--- start of Data excerpts ---
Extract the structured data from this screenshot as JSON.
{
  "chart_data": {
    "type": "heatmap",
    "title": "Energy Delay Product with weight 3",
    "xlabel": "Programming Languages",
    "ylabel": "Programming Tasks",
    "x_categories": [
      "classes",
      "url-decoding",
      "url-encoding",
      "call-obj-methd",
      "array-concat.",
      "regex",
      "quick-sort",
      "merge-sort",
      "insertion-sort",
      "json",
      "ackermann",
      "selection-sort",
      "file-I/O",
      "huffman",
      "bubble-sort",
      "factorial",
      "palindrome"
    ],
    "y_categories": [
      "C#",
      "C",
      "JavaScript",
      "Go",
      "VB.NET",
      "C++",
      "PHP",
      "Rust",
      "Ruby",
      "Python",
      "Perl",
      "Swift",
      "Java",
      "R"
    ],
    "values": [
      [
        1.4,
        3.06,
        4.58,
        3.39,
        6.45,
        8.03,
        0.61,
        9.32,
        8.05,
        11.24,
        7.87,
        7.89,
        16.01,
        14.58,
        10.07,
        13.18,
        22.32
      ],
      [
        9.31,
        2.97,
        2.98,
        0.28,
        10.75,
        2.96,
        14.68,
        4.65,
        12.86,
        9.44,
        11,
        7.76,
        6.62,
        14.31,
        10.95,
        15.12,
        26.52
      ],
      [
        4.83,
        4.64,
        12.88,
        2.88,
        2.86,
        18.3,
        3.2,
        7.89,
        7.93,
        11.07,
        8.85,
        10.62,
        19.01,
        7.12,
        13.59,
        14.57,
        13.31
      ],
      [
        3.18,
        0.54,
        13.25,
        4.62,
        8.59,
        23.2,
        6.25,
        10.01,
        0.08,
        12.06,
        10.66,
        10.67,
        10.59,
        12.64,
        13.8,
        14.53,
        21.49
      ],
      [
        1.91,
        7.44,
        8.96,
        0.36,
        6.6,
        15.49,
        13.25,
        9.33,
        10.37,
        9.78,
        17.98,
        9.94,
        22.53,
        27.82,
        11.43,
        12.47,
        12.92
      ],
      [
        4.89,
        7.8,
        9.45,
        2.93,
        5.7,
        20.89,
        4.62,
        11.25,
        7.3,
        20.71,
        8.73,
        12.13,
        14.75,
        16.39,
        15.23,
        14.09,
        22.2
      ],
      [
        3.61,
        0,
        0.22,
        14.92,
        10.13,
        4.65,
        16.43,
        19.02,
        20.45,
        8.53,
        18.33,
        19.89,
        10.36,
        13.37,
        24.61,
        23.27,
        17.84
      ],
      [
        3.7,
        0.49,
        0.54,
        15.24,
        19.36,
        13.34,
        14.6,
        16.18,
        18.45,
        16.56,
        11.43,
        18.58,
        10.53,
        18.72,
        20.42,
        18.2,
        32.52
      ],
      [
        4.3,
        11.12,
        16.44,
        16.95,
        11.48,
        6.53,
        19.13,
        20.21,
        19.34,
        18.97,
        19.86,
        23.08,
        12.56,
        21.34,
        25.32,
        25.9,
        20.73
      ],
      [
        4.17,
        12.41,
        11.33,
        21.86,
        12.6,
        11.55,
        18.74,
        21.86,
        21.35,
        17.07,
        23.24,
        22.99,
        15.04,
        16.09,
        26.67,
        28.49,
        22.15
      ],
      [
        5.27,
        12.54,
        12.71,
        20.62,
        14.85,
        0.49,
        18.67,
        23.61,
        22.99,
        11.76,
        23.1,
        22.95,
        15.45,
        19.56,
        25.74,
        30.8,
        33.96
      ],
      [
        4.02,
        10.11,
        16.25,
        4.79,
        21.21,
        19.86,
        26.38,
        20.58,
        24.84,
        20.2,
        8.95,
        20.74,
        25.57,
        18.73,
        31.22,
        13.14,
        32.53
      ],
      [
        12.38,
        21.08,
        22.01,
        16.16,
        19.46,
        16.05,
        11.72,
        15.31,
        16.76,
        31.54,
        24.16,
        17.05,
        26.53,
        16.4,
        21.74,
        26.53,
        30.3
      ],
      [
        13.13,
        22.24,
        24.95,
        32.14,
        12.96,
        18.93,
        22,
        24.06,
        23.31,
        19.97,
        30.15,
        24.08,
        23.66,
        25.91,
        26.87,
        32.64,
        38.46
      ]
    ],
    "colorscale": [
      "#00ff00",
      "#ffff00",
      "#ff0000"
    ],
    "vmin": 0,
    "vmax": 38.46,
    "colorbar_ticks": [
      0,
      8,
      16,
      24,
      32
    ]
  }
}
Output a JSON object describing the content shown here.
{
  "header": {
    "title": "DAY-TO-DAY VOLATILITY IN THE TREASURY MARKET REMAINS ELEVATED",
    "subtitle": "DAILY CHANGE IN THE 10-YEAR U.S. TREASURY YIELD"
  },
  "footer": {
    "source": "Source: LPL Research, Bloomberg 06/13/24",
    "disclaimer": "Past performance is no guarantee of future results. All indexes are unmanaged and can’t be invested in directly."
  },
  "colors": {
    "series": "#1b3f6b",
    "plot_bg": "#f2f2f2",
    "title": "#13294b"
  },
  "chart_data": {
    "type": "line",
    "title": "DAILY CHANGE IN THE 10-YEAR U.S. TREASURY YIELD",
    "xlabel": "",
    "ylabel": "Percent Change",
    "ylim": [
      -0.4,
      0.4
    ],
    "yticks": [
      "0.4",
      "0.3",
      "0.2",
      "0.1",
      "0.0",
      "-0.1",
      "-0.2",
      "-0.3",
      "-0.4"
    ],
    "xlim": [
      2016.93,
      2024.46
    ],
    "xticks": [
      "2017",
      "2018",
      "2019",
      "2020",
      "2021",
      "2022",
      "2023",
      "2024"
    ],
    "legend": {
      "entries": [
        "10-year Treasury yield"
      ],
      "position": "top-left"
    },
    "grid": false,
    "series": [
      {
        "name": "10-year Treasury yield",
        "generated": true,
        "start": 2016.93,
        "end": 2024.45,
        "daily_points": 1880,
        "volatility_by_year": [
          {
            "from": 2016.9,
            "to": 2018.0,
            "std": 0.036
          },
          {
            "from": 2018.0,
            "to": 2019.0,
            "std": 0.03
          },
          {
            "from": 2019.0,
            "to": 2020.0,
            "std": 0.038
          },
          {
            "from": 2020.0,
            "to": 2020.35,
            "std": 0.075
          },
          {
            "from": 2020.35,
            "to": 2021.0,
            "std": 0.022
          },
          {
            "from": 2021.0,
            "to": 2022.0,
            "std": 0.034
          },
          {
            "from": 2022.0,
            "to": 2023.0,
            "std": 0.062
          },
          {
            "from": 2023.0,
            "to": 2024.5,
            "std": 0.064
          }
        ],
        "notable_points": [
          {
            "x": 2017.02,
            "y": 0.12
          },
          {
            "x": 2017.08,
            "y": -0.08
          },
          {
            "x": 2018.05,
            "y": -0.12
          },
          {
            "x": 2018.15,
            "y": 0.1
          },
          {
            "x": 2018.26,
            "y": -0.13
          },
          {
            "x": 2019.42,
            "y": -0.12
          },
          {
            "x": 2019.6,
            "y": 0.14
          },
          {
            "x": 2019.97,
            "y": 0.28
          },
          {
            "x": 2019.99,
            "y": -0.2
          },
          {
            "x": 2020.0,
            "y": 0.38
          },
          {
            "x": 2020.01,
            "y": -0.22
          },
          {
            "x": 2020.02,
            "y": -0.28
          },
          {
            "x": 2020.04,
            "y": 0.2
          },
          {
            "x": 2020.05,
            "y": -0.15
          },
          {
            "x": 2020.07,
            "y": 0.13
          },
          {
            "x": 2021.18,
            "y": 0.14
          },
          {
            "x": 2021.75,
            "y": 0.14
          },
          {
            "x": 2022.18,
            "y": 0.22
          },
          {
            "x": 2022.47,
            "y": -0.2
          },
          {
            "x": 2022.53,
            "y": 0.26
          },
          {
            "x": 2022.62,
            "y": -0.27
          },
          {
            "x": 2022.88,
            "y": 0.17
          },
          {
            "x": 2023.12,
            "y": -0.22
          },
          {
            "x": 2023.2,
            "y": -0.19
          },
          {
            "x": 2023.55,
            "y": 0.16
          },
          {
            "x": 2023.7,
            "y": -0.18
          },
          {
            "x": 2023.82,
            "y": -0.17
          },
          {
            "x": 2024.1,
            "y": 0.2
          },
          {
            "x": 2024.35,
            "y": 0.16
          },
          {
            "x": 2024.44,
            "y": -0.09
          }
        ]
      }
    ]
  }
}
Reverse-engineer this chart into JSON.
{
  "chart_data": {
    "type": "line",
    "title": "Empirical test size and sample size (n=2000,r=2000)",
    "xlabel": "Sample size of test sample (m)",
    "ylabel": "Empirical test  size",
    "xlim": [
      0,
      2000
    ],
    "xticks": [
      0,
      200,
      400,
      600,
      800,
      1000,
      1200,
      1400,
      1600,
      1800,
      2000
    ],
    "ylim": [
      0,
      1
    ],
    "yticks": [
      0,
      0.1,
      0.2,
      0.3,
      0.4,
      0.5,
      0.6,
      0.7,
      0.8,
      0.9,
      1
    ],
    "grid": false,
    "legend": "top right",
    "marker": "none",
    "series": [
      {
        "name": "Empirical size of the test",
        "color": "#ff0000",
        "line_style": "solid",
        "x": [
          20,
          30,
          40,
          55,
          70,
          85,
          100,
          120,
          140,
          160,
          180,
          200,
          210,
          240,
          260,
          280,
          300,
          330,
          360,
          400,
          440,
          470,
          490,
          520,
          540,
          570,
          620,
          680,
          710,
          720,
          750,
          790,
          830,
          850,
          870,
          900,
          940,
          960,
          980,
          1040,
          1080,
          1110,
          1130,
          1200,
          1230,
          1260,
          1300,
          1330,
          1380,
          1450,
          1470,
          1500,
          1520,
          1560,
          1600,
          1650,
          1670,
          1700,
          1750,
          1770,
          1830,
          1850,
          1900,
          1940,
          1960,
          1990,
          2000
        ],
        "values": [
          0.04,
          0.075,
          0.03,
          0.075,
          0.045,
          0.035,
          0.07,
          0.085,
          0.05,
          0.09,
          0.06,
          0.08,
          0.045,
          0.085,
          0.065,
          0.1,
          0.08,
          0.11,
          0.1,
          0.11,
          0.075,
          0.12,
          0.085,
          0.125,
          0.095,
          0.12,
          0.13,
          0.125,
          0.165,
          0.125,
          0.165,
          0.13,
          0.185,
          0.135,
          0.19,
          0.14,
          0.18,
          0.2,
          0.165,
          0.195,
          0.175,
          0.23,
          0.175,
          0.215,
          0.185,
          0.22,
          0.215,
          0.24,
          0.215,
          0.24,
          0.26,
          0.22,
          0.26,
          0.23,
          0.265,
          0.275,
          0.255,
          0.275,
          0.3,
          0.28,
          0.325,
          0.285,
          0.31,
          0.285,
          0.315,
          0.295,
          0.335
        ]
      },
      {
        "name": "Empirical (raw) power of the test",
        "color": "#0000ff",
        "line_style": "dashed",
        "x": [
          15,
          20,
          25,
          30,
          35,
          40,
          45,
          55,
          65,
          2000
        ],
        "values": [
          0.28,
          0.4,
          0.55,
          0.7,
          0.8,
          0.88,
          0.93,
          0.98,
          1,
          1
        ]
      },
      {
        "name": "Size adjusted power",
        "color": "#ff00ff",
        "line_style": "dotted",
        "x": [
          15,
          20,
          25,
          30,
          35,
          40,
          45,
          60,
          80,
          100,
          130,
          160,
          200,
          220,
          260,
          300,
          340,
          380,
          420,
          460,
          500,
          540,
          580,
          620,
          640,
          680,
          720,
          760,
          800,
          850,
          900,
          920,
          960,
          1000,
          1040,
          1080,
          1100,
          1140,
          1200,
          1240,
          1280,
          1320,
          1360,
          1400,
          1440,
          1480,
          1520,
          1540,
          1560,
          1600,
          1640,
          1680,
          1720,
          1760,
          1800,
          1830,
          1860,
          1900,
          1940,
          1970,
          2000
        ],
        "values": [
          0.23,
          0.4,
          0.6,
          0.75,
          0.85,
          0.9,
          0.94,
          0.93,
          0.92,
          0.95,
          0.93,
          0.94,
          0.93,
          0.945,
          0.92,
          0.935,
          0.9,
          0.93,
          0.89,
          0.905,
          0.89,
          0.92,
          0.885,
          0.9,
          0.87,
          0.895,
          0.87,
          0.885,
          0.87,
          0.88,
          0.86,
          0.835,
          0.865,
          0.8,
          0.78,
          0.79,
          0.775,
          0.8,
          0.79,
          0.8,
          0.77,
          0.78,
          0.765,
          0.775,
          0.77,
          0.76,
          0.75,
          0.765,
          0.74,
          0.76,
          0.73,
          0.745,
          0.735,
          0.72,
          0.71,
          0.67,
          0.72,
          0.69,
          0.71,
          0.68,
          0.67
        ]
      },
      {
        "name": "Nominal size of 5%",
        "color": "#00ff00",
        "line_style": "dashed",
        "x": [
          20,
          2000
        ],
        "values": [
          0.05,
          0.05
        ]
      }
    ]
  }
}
--- end of Data excerpts ---
Task statement:
Check each line of the records above for the string "power", and report every line that has it.

Final answer:
        "name": "Empirical (raw) power of the test",
        "name": "Size adjusted power",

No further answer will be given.